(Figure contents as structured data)
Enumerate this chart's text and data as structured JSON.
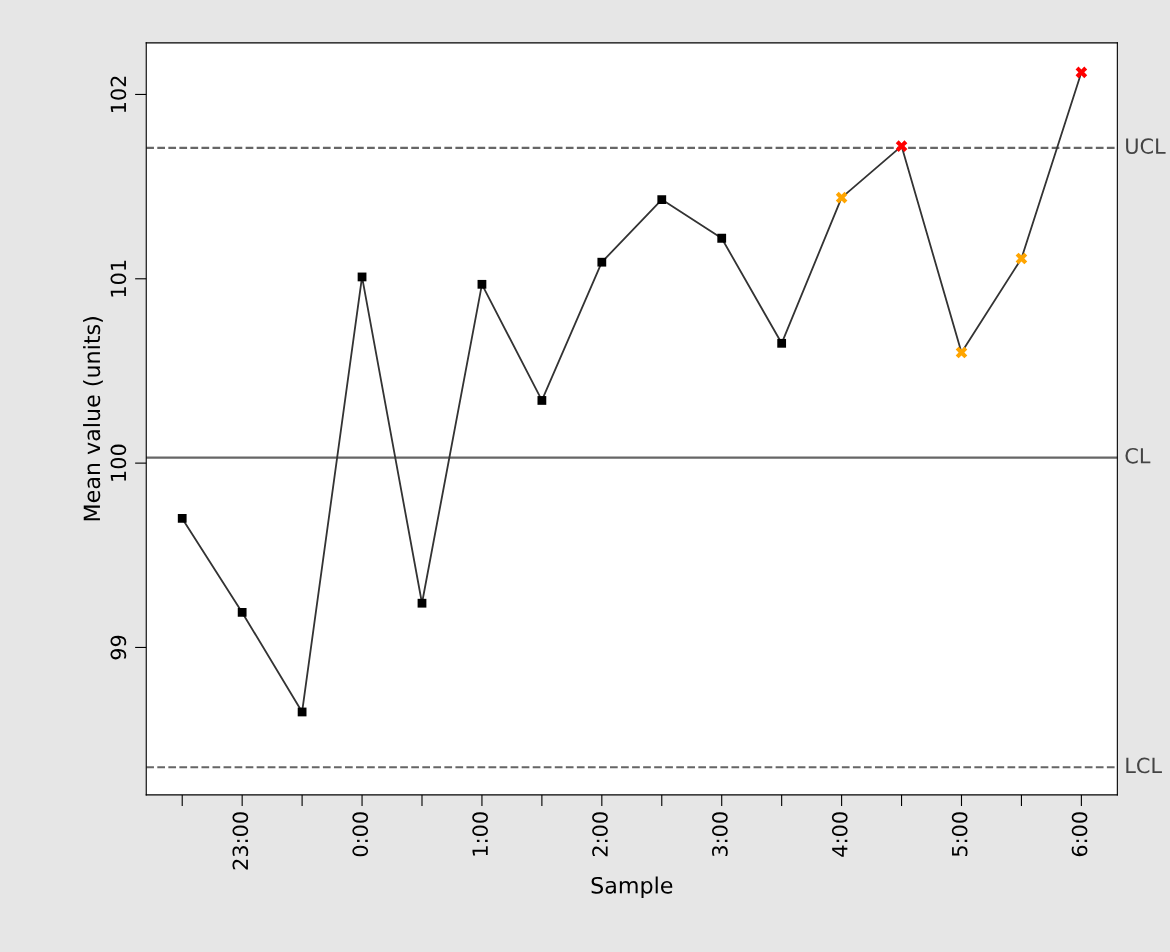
{
  "chart_data": {
    "type": "line",
    "xlabel": "Sample",
    "ylabel": "Mean value (units)",
    "categories": [
      null,
      "23:00",
      null,
      "0:00",
      null,
      "1:00",
      null,
      "2:00",
      null,
      "3:00",
      null,
      "4:00",
      null,
      "5:00",
      null,
      "6:00"
    ],
    "series": [
      {
        "color": "#333333",
        "marker": "none",
        "values": [
          99.7,
          99.19,
          98.65,
          101.01,
          99.24,
          100.97,
          100.34,
          101.09,
          101.43,
          101.22,
          100.65,
          101.44,
          101.72,
          100.6,
          101.11,
          102.12
        ]
      },
      {
        "type": "scatter",
        "color": "#000000",
        "marker": "square",
        "values": [
          99.7,
          99.19,
          98.65,
          101.01,
          99.24,
          100.97,
          100.34,
          101.09,
          101.43,
          101.22,
          100.65,
          null,
          null,
          null,
          null,
          null
        ]
      },
      {
        "type": "scatter",
        "color": "#ffa500",
        "marker": "cross",
        "values": [
          null,
          null,
          null,
          null,
          null,
          null,
          null,
          null,
          null,
          null,
          null,
          101.44,
          null,
          100.6,
          101.11,
          null
        ]
      },
      {
        "type": "scatter",
        "color": "#ff0000",
        "marker": "cross",
        "values": [
          null,
          null,
          null,
          null,
          null,
          null,
          null,
          null,
          null,
          null,
          null,
          null,
          101.72,
          null,
          null,
          102.12
        ]
      }
    ],
    "ylim": [
      98.2,
      102.28
    ],
    "yticks": [
      99,
      100,
      101,
      102
    ],
    "ref_lines": [
      {
        "axis": "y",
        "value": 101.71,
        "label": "UCL",
        "color": "#666666",
        "line_style": "dashed"
      },
      {
        "axis": "y",
        "value": 100.03,
        "label": "CL",
        "color": "#666666",
        "line_style": "solid"
      },
      {
        "axis": "y",
        "value": 98.35,
        "label": "LCL",
        "color": "#666666",
        "line_style": "dashed"
      }
    ],
    "grid": false,
    "legend": false
  }
}
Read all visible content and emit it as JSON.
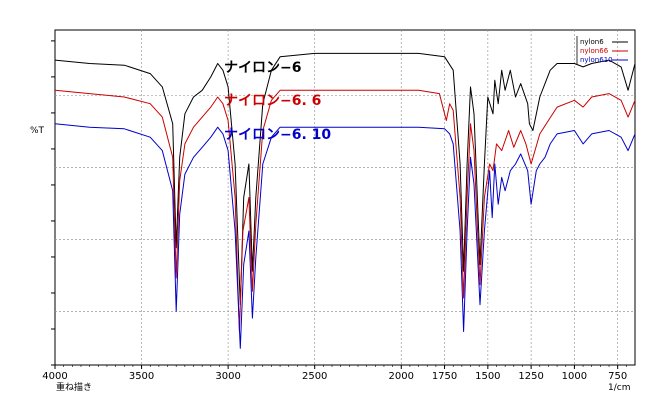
{
  "chart_data": {
    "type": "line",
    "title": "",
    "xlabel_unit": "1/cm",
    "ylabel": "%T",
    "footer_label": "重ね描き",
    "xlim": [
      4000,
      650
    ],
    "x_ticks": [
      4000,
      3500,
      3000,
      2500,
      2000,
      1750,
      1500,
      1250,
      1000,
      750
    ],
    "x_tick_labels": [
      "4000",
      "3500",
      "3000",
      "2500",
      "2000",
      "1750",
      "1500",
      "1250",
      "1000",
      "750"
    ],
    "grid": true,
    "legend_position": "top-right",
    "annotations": [
      {
        "text": "ナイロン−6",
        "series": "nylon6"
      },
      {
        "text": "ナイロン−6. 6",
        "series": "nylon66"
      },
      {
        "text": "ナイロン−6. 10",
        "series": "nylon610"
      }
    ],
    "series": [
      {
        "name": "nylon6",
        "color": "#000000",
        "points": [
          [
            4000,
            91
          ],
          [
            3800,
            90
          ],
          [
            3600,
            89.5
          ],
          [
            3450,
            87
          ],
          [
            3380,
            83
          ],
          [
            3320,
            72
          ],
          [
            3300,
            35
          ],
          [
            3280,
            62
          ],
          [
            3250,
            75
          ],
          [
            3200,
            80
          ],
          [
            3150,
            82
          ],
          [
            3100,
            86
          ],
          [
            3060,
            90
          ],
          [
            3030,
            88
          ],
          [
            3000,
            83
          ],
          [
            2960,
            60
          ],
          [
            2930,
            18
          ],
          [
            2910,
            50
          ],
          [
            2880,
            60
          ],
          [
            2860,
            28
          ],
          [
            2840,
            50
          ],
          [
            2800,
            78
          ],
          [
            2750,
            88
          ],
          [
            2700,
            92
          ],
          [
            2500,
            93
          ],
          [
            2300,
            93
          ],
          [
            2100,
            93
          ],
          [
            1900,
            93
          ],
          [
            1750,
            92
          ],
          [
            1700,
            88
          ],
          [
            1660,
            60
          ],
          [
            1640,
            28
          ],
          [
            1620,
            60
          ],
          [
            1600,
            83
          ],
          [
            1580,
            75
          ],
          [
            1545,
            30
          ],
          [
            1520,
            60
          ],
          [
            1500,
            80
          ],
          [
            1470,
            75
          ],
          [
            1460,
            85
          ],
          [
            1440,
            78
          ],
          [
            1420,
            88
          ],
          [
            1400,
            82
          ],
          [
            1370,
            88
          ],
          [
            1340,
            80
          ],
          [
            1310,
            84
          ],
          [
            1270,
            78
          ],
          [
            1260,
            72
          ],
          [
            1240,
            70
          ],
          [
            1200,
            80
          ],
          [
            1170,
            84
          ],
          [
            1140,
            88
          ],
          [
            1100,
            90
          ],
          [
            1000,
            90
          ],
          [
            950,
            89
          ],
          [
            900,
            90
          ],
          [
            800,
            91
          ],
          [
            730,
            89
          ],
          [
            690,
            82
          ],
          [
            650,
            90
          ]
        ]
      },
      {
        "name": "nylon66",
        "color": "#cc0000",
        "points": [
          [
            4000,
            82
          ],
          [
            3800,
            81
          ],
          [
            3600,
            80
          ],
          [
            3450,
            78
          ],
          [
            3380,
            74
          ],
          [
            3320,
            62
          ],
          [
            3300,
            26
          ],
          [
            3280,
            55
          ],
          [
            3250,
            66
          ],
          [
            3200,
            71
          ],
          [
            3150,
            74
          ],
          [
            3100,
            77
          ],
          [
            3060,
            80
          ],
          [
            3030,
            78
          ],
          [
            3000,
            73
          ],
          [
            2960,
            50
          ],
          [
            2935,
            10
          ],
          [
            2915,
            40
          ],
          [
            2880,
            50
          ],
          [
            2860,
            22
          ],
          [
            2840,
            42
          ],
          [
            2800,
            70
          ],
          [
            2750,
            79
          ],
          [
            2700,
            82
          ],
          [
            2500,
            82
          ],
          [
            2300,
            82
          ],
          [
            2100,
            82
          ],
          [
            1900,
            82
          ],
          [
            1780,
            81
          ],
          [
            1740,
            73
          ],
          [
            1720,
            78
          ],
          [
            1700,
            76
          ],
          [
            1660,
            50
          ],
          [
            1640,
            20
          ],
          [
            1620,
            50
          ],
          [
            1600,
            72
          ],
          [
            1580,
            64
          ],
          [
            1545,
            24
          ],
          [
            1520,
            50
          ],
          [
            1490,
            60
          ],
          [
            1470,
            58
          ],
          [
            1450,
            66
          ],
          [
            1420,
            64
          ],
          [
            1380,
            70
          ],
          [
            1350,
            65
          ],
          [
            1310,
            70
          ],
          [
            1280,
            66
          ],
          [
            1250,
            60
          ],
          [
            1200,
            69
          ],
          [
            1150,
            73
          ],
          [
            1100,
            77
          ],
          [
            1000,
            79
          ],
          [
            950,
            77
          ],
          [
            900,
            80
          ],
          [
            800,
            81
          ],
          [
            730,
            79
          ],
          [
            690,
            74
          ],
          [
            650,
            79
          ]
        ]
      },
      {
        "name": "nylon610",
        "color": "#0000cc",
        "points": [
          [
            4000,
            72
          ],
          [
            3800,
            71
          ],
          [
            3600,
            70.5
          ],
          [
            3450,
            68
          ],
          [
            3380,
            64
          ],
          [
            3320,
            52
          ],
          [
            3300,
            16
          ],
          [
            3280,
            45
          ],
          [
            3250,
            57
          ],
          [
            3200,
            62
          ],
          [
            3150,
            65
          ],
          [
            3100,
            68
          ],
          [
            3060,
            71
          ],
          [
            3030,
            69
          ],
          [
            3000,
            64
          ],
          [
            2960,
            40
          ],
          [
            2930,
            5
          ],
          [
            2910,
            30
          ],
          [
            2880,
            40
          ],
          [
            2860,
            14
          ],
          [
            2840,
            32
          ],
          [
            2800,
            60
          ],
          [
            2750,
            68
          ],
          [
            2700,
            71
          ],
          [
            2500,
            71
          ],
          [
            2300,
            71
          ],
          [
            2100,
            71
          ],
          [
            1900,
            71
          ],
          [
            1750,
            70.5
          ],
          [
            1720,
            69
          ],
          [
            1700,
            66
          ],
          [
            1660,
            40
          ],
          [
            1640,
            10
          ],
          [
            1620,
            40
          ],
          [
            1600,
            62
          ],
          [
            1580,
            54
          ],
          [
            1545,
            18
          ],
          [
            1520,
            40
          ],
          [
            1490,
            58
          ],
          [
            1475,
            44
          ],
          [
            1460,
            60
          ],
          [
            1440,
            48
          ],
          [
            1420,
            56
          ],
          [
            1400,
            52
          ],
          [
            1370,
            58
          ],
          [
            1340,
            60
          ],
          [
            1310,
            63
          ],
          [
            1270,
            58
          ],
          [
            1250,
            48
          ],
          [
            1220,
            58
          ],
          [
            1200,
            60
          ],
          [
            1170,
            62
          ],
          [
            1140,
            66
          ],
          [
            1100,
            69
          ],
          [
            1000,
            70
          ],
          [
            950,
            66
          ],
          [
            900,
            69
          ],
          [
            800,
            70
          ],
          [
            730,
            68
          ],
          [
            690,
            64
          ],
          [
            650,
            69
          ]
        ]
      }
    ]
  }
}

**INSTRUCTIONS TO FOLLOW:**
The answer is the number of lines in the preceding material that hold "ナイロン"; write that number and nothing else.

**RESPONSE FOR THIS EXERCISE:**
3